# To be done
Return every line below as is, leaving out the pictures.
━━━ Source records ━━━
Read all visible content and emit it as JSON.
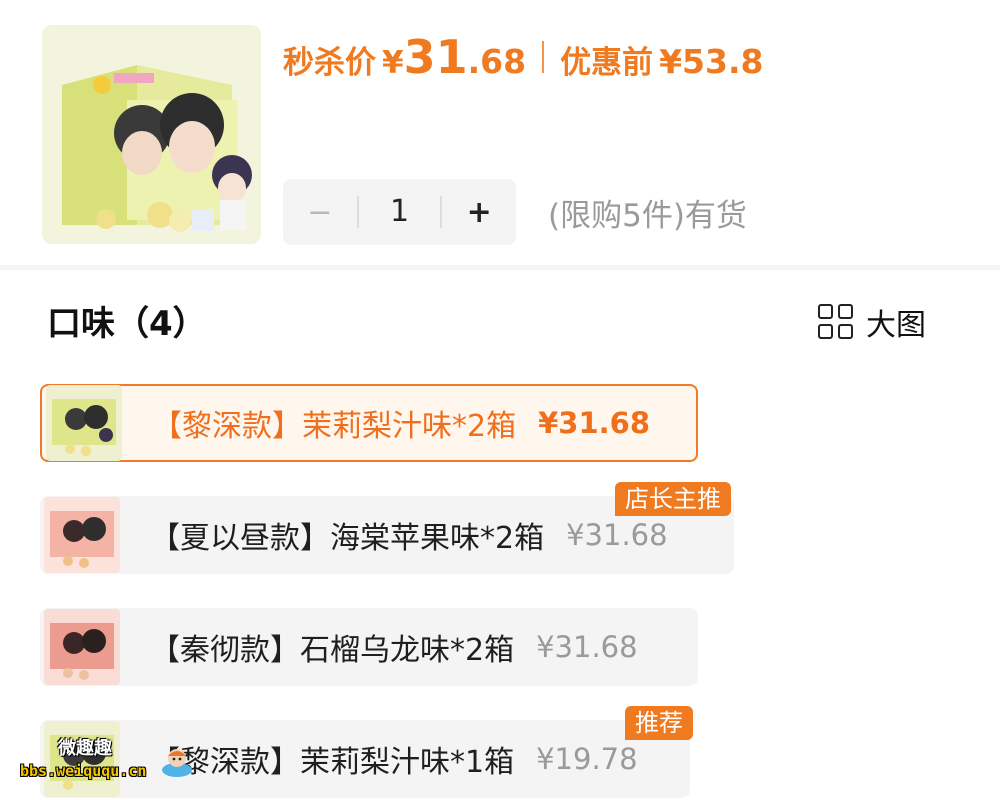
{
  "header": {
    "sale_label": "秒杀价",
    "currency": "¥",
    "sale_price_int": "31",
    "sale_price_dec": ".68",
    "original_label": "优惠前",
    "original_price": "¥53.8"
  },
  "quantity": {
    "minus": "−",
    "value": "1",
    "plus": "+",
    "stock_note": "(限购5件)有货"
  },
  "flavors": {
    "title": "口味（4）",
    "view_toggle_label": "大图",
    "options": [
      {
        "name": "【黎深款】茉莉梨汁味*2箱",
        "price": "¥31.68",
        "selected": true,
        "badge": ""
      },
      {
        "name": "【夏以昼款】海棠苹果味*2箱",
        "price": "¥31.68",
        "selected": false,
        "badge": "店长主推"
      },
      {
        "name": "【秦彻款】石榴乌龙味*2箱",
        "price": "¥31.68",
        "selected": false,
        "badge": ""
      },
      {
        "name": "【黎深款】茉莉梨汁味*1箱",
        "price": "¥19.78",
        "selected": false,
        "badge": "推荐"
      }
    ]
  },
  "watermark": {
    "line1": "微趣趣",
    "line2": "bbs.weiququ.cn"
  },
  "colors": {
    "accent": "#F07A20",
    "muted": "#9A9A9A",
    "option_bg": "#F4F4F5"
  }
}
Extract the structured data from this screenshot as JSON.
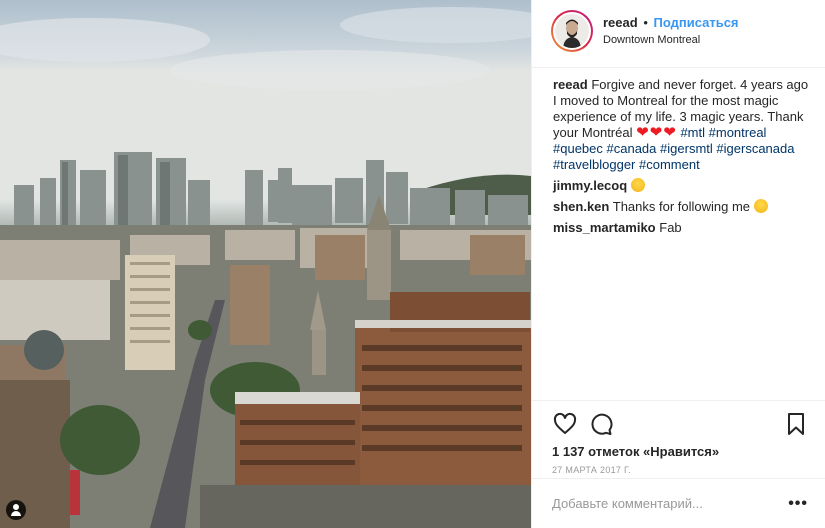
{
  "header": {
    "username": "reead",
    "separator": "•",
    "follow_label": "Подписаться",
    "location": "Downtown Montreal"
  },
  "caption": {
    "username": "reead",
    "text": "Forgive and never forget. 4 years ago I moved to Montreal for the most magic experience of my life. 3 magic years. Thank your Montréal",
    "hearts": "❤❤❤",
    "hashtags": [
      "#mtl",
      "#montreal",
      "#quebec",
      "#canada",
      "#igersmtl",
      "#igerscanada",
      "#travelblogger",
      "#comment"
    ]
  },
  "comments": [
    {
      "username": "jimmy.lecoq",
      "text": "",
      "emoji": "heart-eyes-emoji"
    },
    {
      "username": "shen.ken",
      "text": "Thanks for following me",
      "emoji": "wink-emoji"
    },
    {
      "username": "miss_martamiko",
      "text": "Fab",
      "emoji": ""
    }
  ],
  "actions": {
    "like_icon": "heart-outline-icon",
    "comment_icon": "speech-bubble-icon",
    "save_icon": "bookmark-icon"
  },
  "likes_text": "1 137 отметок «Нравится»",
  "date_text": "27 марта 2017 г.",
  "add_comment": {
    "placeholder": "Добавьте комментарий...",
    "more_label": "•••"
  },
  "photo": {
    "description_icon": "user-tag-icon"
  },
  "colors": {
    "link_blue": "#3897f0",
    "hashtag": "#003569",
    "text": "#262626",
    "muted": "#999999"
  }
}
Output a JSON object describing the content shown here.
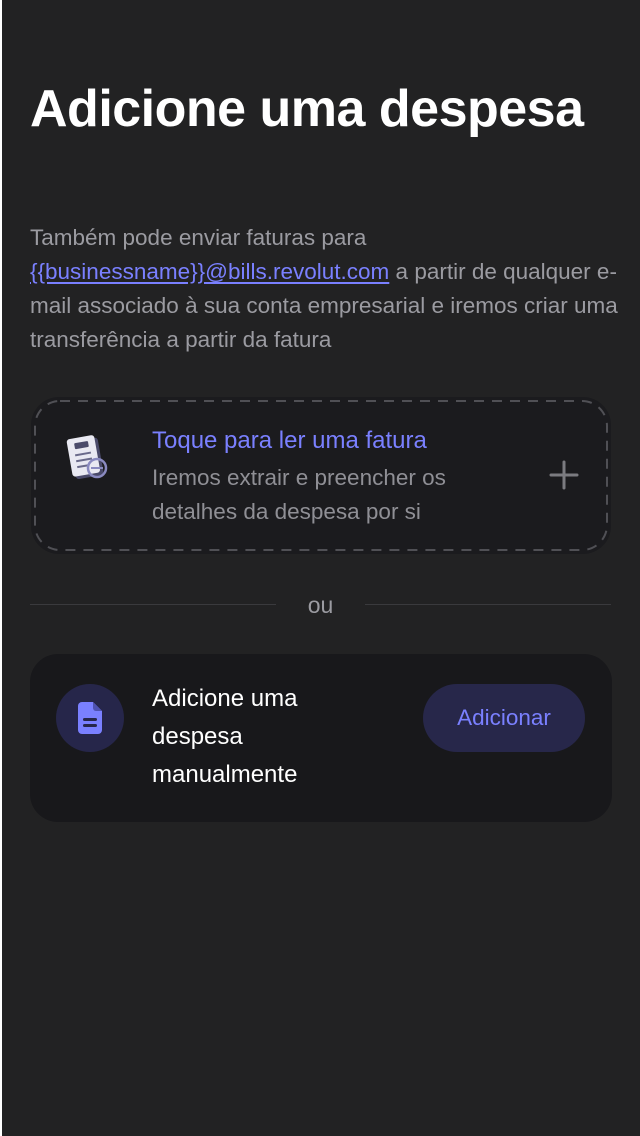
{
  "header": {
    "title": "Adicione uma despesa",
    "description": {
      "part1": "Também pode enviar faturas para ",
      "email_link": "{{businessname}}@bills.revolut.com",
      "part2": " a partir de qualquer e-mail associado à sua conta empresarial e iremos criar uma transferência a partir da fatura"
    }
  },
  "scan_card": {
    "title": "Toque para ler uma fatura",
    "subtitle": "Iremos extrair e preencher os detalhes da despesa por si",
    "icon": "invoice-scan-icon",
    "action_icon": "plus-icon"
  },
  "divider": {
    "label": "ou"
  },
  "manual_card": {
    "label": "Adicione uma despesa manualmente",
    "button_label": "Adicionar",
    "icon": "document-icon"
  },
  "colors": {
    "background": "#222223",
    "card_background": "#1b1b1e",
    "accent": "#7a80ff",
    "muted_text": "#9b9ba1",
    "button_background": "#27274a"
  }
}
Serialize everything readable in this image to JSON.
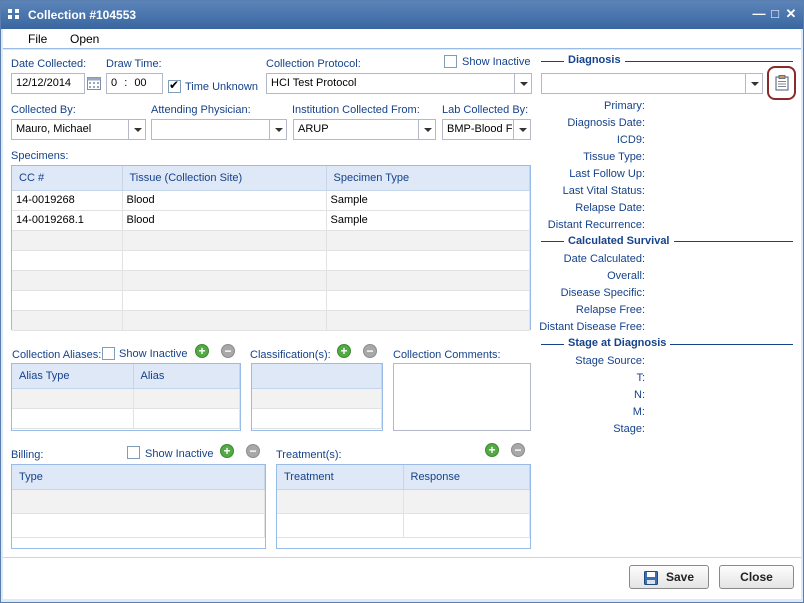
{
  "window": {
    "title": "Collection #104553"
  },
  "menu": {
    "file": "File",
    "open": "Open"
  },
  "collection": {
    "date_label": "Date Collected:",
    "date_value": "12/12/2014",
    "draw_time_label": "Draw Time:",
    "draw_hour": "0",
    "draw_minute": "00",
    "time_unknown_label": "Time Unknown",
    "protocol_label": "Collection Protocol:",
    "protocol_value": "HCI Test Protocol",
    "show_inactive_label": "Show Inactive",
    "collected_by_label": "Collected By:",
    "collected_by_value": "Mauro, Michael",
    "attending_label": "Attending Physician:",
    "attending_value": "",
    "institution_label": "Institution Collected From:",
    "institution_value": "ARUP",
    "lab_label": "Lab Collected By:",
    "lab_value": "BMP-Blood F"
  },
  "specimens": {
    "label": "Specimens:",
    "columns": [
      "CC #",
      "Tissue (Collection Site)",
      "Specimen Type"
    ],
    "rows": [
      [
        "14-0019268",
        "Blood",
        "Sample"
      ],
      [
        "14-0019268.1",
        "Blood",
        "Sample"
      ]
    ]
  },
  "aliases": {
    "label": "Collection Aliases:",
    "show_inactive": "Show Inactive",
    "columns": [
      "Alias Type",
      "Alias"
    ]
  },
  "classifications": {
    "label": "Classification(s):"
  },
  "comments": {
    "label": "Collection Comments:"
  },
  "billing": {
    "label": "Billing:",
    "show_inactive": "Show Inactive",
    "columns": [
      "Type"
    ]
  },
  "treatments": {
    "label": "Treatment(s):",
    "columns": [
      "Treatment",
      "Response"
    ]
  },
  "diagnosis": {
    "title": "Diagnosis",
    "selected": "",
    "fields": [
      "Primary:",
      "Diagnosis Date:",
      "ICD9:",
      "Tissue Type:",
      "Last Follow Up:",
      "Last Vital Status:",
      "Relapse Date:",
      "Distant Recurrence:"
    ]
  },
  "survival": {
    "title": "Calculated Survival",
    "fields": [
      "Date Calculated:",
      "Overall:",
      "Disease Specific:",
      "Relapse Free:",
      "Distant Disease Free:"
    ]
  },
  "stage": {
    "title": "Stage at Diagnosis",
    "fields": [
      "Stage Source:",
      "T:",
      "N:",
      "M:",
      "Stage:"
    ]
  },
  "footer": {
    "save": "Save",
    "close": "Close"
  },
  "colors": {
    "label": "#15428b",
    "titlebar": "#3a66a0",
    "add": "#53a944",
    "highlight": "#8b2a2a"
  },
  "icons": [
    "collection-window-icon",
    "minimize-icon",
    "maximize-icon",
    "close-icon",
    "calendar-icon",
    "clipboard-icon",
    "plus-icon",
    "minus-icon",
    "save-disk-icon",
    "chevron-down-icon"
  ]
}
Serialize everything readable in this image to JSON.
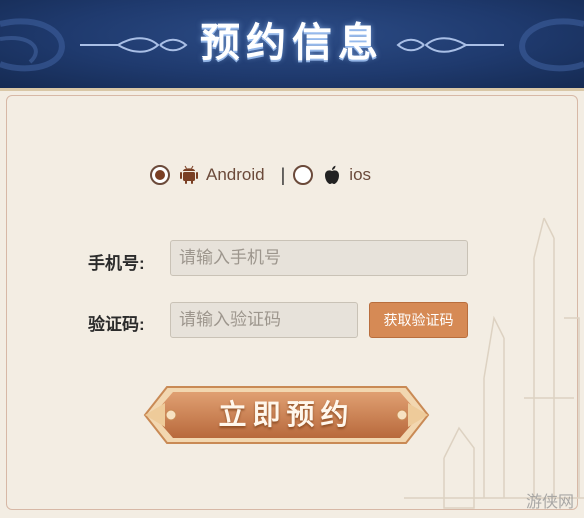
{
  "header": {
    "title": "预约信息"
  },
  "platform": {
    "options": [
      {
        "label": "Android",
        "checked": true,
        "icon": "android-icon"
      },
      {
        "label": "ios",
        "checked": false,
        "icon": "apple-icon"
      }
    ],
    "separator": "|"
  },
  "form": {
    "phone_label": "手机号:",
    "phone_placeholder": "请输入手机号",
    "code_label": "验证码:",
    "code_placeholder": "请输入验证码",
    "get_code_label": "获取验证码"
  },
  "submit": {
    "label": "立即预约"
  },
  "watermark": {
    "text": "游侠网"
  },
  "colors": {
    "header_bg": "#1f3a6e",
    "panel_bg": "#f3ede3",
    "accent": "#d68a55",
    "text_brown": "#6b4a3a"
  }
}
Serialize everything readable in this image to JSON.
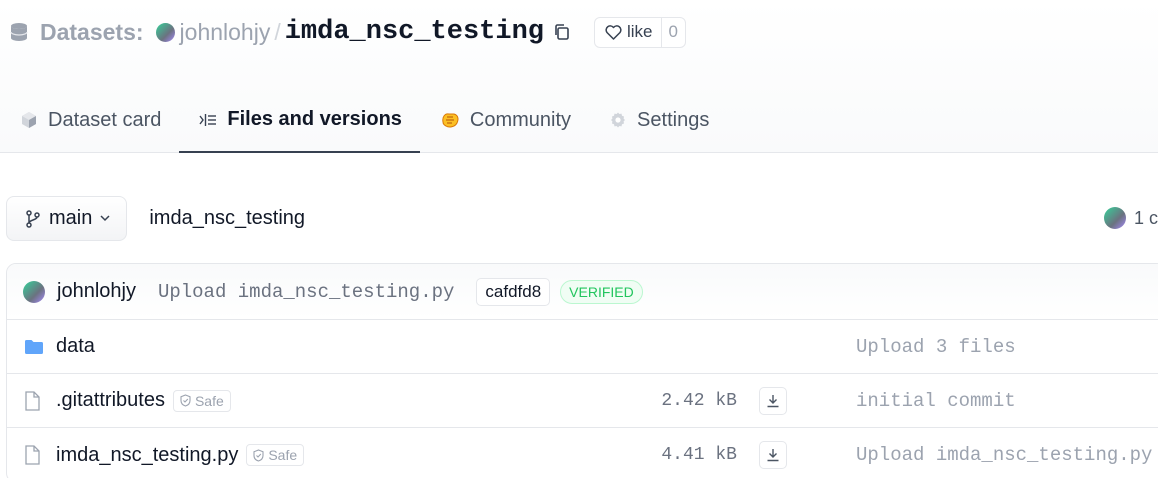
━━━
# Output
Read all visible content and emit it as JSON.
{
  "header": {
    "sale_label": "秒杀价",
    "currency": "¥",
    "sale_price_int": "31",
    "sale_price_dec": ".68",
    "original_label": "优惠前",
    "original_price": "¥53.8"
  },
  "quantity": {
    "minus": "−",
    "value": "1",
    "plus": "+",
    "stock_note": "(限购5件)有货"
  },
  "flavors": {
    "title": "口味（4）",
    "view_toggle_label": "大图",
    "options": [
      {
        "name": "【黎深款】茉莉梨汁味*2箱",
        "price": "¥31.68",
        "selected": true,
        "badge": ""
      },
      {
        "name": "【夏以昼款】海棠苹果味*2箱",
        "price": "¥31.68",
        "selected": false,
        "badge": "店长主推"
      },
      {
        "name": "【秦彻款】石榴乌龙味*2箱",
        "price": "¥31.68",
        "selected": false,
        "badge": ""
      },
      {
        "name": "【黎深款】茉莉梨汁味*1箱",
        "price": "¥19.78",
        "selected": false,
        "badge": "推荐"
      }
    ]
  },
  "watermark": {
    "line1": "微趣趣",
    "line2": "bbs.weiququ.cn"
  },
  "colors": {
    "accent": "#F07A20",
    "muted": "#9A9A9A",
    "option_bg": "#F4F4F5"
  }
}
Extract the structured data from this screenshot as JSON.
{
  "header": {
    "username": "reead",
    "separator": "•",
    "follow_label": "Подписаться",
    "location": "Downtown Montreal"
  },
  "caption": {
    "username": "reead",
    "text": "Forgive and never forget. 4 years ago I moved to Montreal for the most magic experience of my life. 3 magic years. Thank your Montréal",
    "hearts": "❤❤❤",
    "hashtags": [
      "#mtl",
      "#montreal",
      "#quebec",
      "#canada",
      "#igersmtl",
      "#igerscanada",
      "#travelblogger",
      "#comment"
    ]
  },
  "comments": [
    {
      "username": "jimmy.lecoq",
      "text": "",
      "emoji": "heart-eyes-emoji"
    },
    {
      "username": "shen.ken",
      "text": "Thanks for following me",
      "emoji": "wink-emoji"
    },
    {
      "username": "miss_martamiko",
      "text": "Fab",
      "emoji": ""
    }
  ],
  "actions": {
    "like_icon": "heart-outline-icon",
    "comment_icon": "speech-bubble-icon",
    "save_icon": "bookmark-icon"
  },
  "likes_text": "1 137 отметок «Нравится»",
  "date_text": "27 марта 2017 г.",
  "add_comment": {
    "placeholder": "Добавьте комментарий...",
    "more_label": "•••"
  },
  "photo": {
    "description_icon": "user-tag-icon"
  },
  "colors": {
    "link_blue": "#3897f0",
    "hashtag": "#003569",
    "text": "#262626",
    "muted": "#999999"
  }
}
Output a JSON object describing the content shown here.
{
  "header": {
    "title": "Adicione uma despesa",
    "description": {
      "part1": "Também pode enviar faturas para ",
      "email_link": "{{businessname}}@bills.revolut.com",
      "part2": " a partir de qualquer e-mail associado à sua conta empresarial e iremos criar uma transferência a partir da fatura"
    }
  },
  "scan_card": {
    "title": "Toque para ler uma fatura",
    "subtitle": "Iremos extrair e preencher os detalhes da despesa por si",
    "icon": "invoice-scan-icon",
    "action_icon": "plus-icon"
  },
  "divider": {
    "label": "ou"
  },
  "manual_card": {
    "label": "Adicione uma despesa manualmente",
    "button_label": "Adicionar",
    "icon": "document-icon"
  },
  "colors": {
    "background": "#222223",
    "card_background": "#1b1b1e",
    "accent": "#7a80ff",
    "muted_text": "#9b9ba1",
    "button_background": "#27274a"
  }
}
Serialize everything readable in this image to JSON.
{
  "window": {
    "title": "Collection #104553"
  },
  "menu": {
    "file": "File",
    "open": "Open"
  },
  "collection": {
    "date_label": "Date Collected:",
    "date_value": "12/12/2014",
    "draw_time_label": "Draw Time:",
    "draw_hour": "0",
    "draw_minute": "00",
    "time_unknown_label": "Time Unknown",
    "protocol_label": "Collection Protocol:",
    "protocol_value": "HCI Test Protocol",
    "show_inactive_label": "Show Inactive",
    "collected_by_label": "Collected By:",
    "collected_by_value": "Mauro, Michael",
    "attending_label": "Attending Physician:",
    "attending_value": "",
    "institution_label": "Institution Collected From:",
    "institution_value": "ARUP",
    "lab_label": "Lab Collected By:",
    "lab_value": "BMP-Blood F"
  },
  "specimens": {
    "label": "Specimens:",
    "columns": [
      "CC #",
      "Tissue (Collection Site)",
      "Specimen Type"
    ],
    "rows": [
      [
        "14-0019268",
        "Blood",
        "Sample"
      ],
      [
        "14-0019268.1",
        "Blood",
        "Sample"
      ]
    ]
  },
  "aliases": {
    "label": "Collection Aliases:",
    "show_inactive": "Show Inactive",
    "columns": [
      "Alias Type",
      "Alias"
    ]
  },
  "classifications": {
    "label": "Classification(s):"
  },
  "comments": {
    "label": "Collection Comments:"
  },
  "billing": {
    "label": "Billing:",
    "show_inactive": "Show Inactive",
    "columns": [
      "Type"
    ]
  },
  "treatments": {
    "label": "Treatment(s):",
    "columns": [
      "Treatment",
      "Response"
    ]
  },
  "diagnosis": {
    "title": "Diagnosis",
    "selected": "",
    "fields": [
      "Primary:",
      "Diagnosis Date:",
      "ICD9:",
      "Tissue Type:",
      "Last Follow Up:",
      "Last Vital Status:",
      "Relapse Date:",
      "Distant Recurrence:"
    ]
  },
  "survival": {
    "title": "Calculated Survival",
    "fields": [
      "Date Calculated:",
      "Overall:",
      "Disease Specific:",
      "Relapse Free:",
      "Distant Disease Free:"
    ]
  },
  "stage": {
    "title": "Stage at Diagnosis",
    "fields": [
      "Stage Source:",
      "T:",
      "N:",
      "M:",
      "Stage:"
    ]
  },
  "footer": {
    "save": "Save",
    "close": "Close"
  },
  "colors": {
    "label": "#15428b",
    "titlebar": "#3a66a0",
    "add": "#53a944",
    "highlight": "#8b2a2a"
  },
  "icons": [
    "collection-window-icon",
    "minimize-icon",
    "maximize-icon",
    "close-icon",
    "calendar-icon",
    "clipboard-icon",
    "plus-icon",
    "minus-icon",
    "save-disk-icon",
    "chevron-down-icon"
  ]
}
Serialize everything readable in this image to JSON.
{
  "header": {
    "title": "预约信息"
  },
  "platform": {
    "options": [
      {
        "label": "Android",
        "checked": true,
        "icon": "android-icon"
      },
      {
        "label": "ios",
        "checked": false,
        "icon": "apple-icon"
      }
    ],
    "separator": "|"
  },
  "form": {
    "phone_label": "手机号:",
    "phone_placeholder": "请输入手机号",
    "code_label": "验证码:",
    "code_placeholder": "请输入验证码",
    "get_code_label": "获取验证码"
  },
  "submit": {
    "label": "立即预约"
  },
  "watermark": {
    "text": "游侠网"
  },
  "colors": {
    "header_bg": "#1f3a6e",
    "panel_bg": "#f3ede3",
    "accent": "#d68a55",
    "text_brown": "#6b4a3a"
  }
}
Serialize everything readable in this image to JSON.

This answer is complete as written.